• **Task goal**
Answer the following questions using the article on sustainability and the dental sector below.
1. Who is the Dental Group Chair at the Centre for Sustainable Healthcare?
2. What is the title of the report published by the Brundtland Commission?
3. What did the United Nations establish to provide guidance on sustainable development issues?

• **Document extract**
▬▬▬▬▬▬▬▬▬▬

Sustainability – how can the dental sector contribute

Professor Paul Batchelor, Dental Group Chair at the Centre for Sustainable Healthcare, explores the issue of sustainability.

While sustainability has entered the lexicon of everyday language, its precise meaning and the key issues surrounding it can appear vague. Without this understanding of meaning, trying to address issues becomes almost impossible. This article attempts to overcome the lack of clarity by providing a definition of sustainability and how the dental sector can potentially contribute to what is becoming one of the most critical issues of our time.

What is meant by sustainability?

In broad terms, sustainability refers to the actions taken to ensure that the activities of the current generation in meeting their needs have no, or minimal, impact on the environment. The key document influencing current policy on sustainability was published by the Brundtland Commission titled Our Common Future. The report recognised three pillars to sustainability: the environment, the economy and society. For the environmental pillar, the underlying philosophy was underpinned by a need to reduce the current human consumption of natural resources to a level at which they could be replenished. The economic pillar referred to the ability of communities to maintain their independence, not least to secure sources of livelihood. The third pillar, social sustainability, meant access to resources to keep their community and society healthy and secure.

The United Nations, as part of its role in sustainability, established a knowledge hub to provide guidance on sustainable development issues, one of which centres on health. Although high level, the material presented covers a wide range of activities highlighting how individuals and agencies can help and engage in the challenges. Indeed, FDI World Dental Federation (FDI) has published a issued a statement on sustainability in the dental sector.

How can the dental system contribute?

▬▬▬▬▬▬▬▬▬▬

• **Supplied material**
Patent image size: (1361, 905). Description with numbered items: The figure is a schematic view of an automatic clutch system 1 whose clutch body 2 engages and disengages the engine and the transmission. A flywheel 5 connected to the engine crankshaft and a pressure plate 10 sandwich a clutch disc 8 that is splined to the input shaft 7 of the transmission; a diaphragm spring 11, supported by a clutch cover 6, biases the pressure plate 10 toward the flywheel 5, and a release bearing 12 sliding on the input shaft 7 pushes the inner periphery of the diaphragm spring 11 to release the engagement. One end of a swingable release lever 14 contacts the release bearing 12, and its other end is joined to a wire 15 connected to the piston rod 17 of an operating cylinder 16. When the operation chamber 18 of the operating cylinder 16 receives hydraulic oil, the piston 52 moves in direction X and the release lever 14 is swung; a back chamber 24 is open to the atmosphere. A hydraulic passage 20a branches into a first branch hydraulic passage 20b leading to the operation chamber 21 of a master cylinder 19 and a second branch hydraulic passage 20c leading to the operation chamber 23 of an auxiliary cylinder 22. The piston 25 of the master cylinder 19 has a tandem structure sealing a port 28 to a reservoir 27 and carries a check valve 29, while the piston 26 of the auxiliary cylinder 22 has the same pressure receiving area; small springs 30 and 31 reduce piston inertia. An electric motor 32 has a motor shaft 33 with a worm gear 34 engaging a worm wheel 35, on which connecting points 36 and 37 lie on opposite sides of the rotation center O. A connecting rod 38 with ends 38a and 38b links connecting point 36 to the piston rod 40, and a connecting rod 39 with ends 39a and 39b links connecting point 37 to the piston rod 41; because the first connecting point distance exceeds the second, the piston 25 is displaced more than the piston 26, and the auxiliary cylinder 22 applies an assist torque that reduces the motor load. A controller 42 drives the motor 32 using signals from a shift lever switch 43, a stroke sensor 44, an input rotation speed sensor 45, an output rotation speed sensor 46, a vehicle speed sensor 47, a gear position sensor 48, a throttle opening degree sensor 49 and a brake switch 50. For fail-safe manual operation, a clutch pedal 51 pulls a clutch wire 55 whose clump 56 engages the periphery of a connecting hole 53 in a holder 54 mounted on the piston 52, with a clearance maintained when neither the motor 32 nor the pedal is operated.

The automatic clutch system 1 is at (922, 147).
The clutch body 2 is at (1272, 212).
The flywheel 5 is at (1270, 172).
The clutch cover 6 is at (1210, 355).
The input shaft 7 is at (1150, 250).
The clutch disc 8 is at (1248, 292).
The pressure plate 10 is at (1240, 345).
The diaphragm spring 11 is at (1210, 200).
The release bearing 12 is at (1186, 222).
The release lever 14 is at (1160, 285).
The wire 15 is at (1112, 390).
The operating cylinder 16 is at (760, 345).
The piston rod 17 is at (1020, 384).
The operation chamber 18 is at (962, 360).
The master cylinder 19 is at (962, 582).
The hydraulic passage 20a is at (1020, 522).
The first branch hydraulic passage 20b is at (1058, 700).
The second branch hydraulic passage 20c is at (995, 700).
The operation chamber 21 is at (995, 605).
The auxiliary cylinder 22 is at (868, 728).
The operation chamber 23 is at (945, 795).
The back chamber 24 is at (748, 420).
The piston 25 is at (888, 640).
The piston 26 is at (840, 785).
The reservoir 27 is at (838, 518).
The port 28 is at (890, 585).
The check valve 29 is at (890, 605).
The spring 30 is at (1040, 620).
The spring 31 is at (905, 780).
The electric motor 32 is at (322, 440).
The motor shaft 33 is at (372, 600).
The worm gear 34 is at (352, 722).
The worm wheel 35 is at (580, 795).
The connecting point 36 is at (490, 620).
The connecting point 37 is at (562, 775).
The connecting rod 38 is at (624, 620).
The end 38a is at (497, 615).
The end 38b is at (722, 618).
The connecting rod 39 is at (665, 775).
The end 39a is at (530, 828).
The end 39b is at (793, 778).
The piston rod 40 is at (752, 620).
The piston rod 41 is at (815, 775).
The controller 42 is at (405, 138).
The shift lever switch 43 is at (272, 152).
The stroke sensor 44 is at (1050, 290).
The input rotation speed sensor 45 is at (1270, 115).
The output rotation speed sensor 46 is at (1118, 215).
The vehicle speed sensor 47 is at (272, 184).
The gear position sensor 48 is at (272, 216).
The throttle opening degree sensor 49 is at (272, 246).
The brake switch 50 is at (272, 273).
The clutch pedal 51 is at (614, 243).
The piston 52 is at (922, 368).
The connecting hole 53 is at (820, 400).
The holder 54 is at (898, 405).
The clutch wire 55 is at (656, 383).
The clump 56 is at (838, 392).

▬▬▬▬▬▬▬▬▬▬

• **Answer**
1. Professor Paul Batchelor
2. Our Common Future
3. A knowledge hub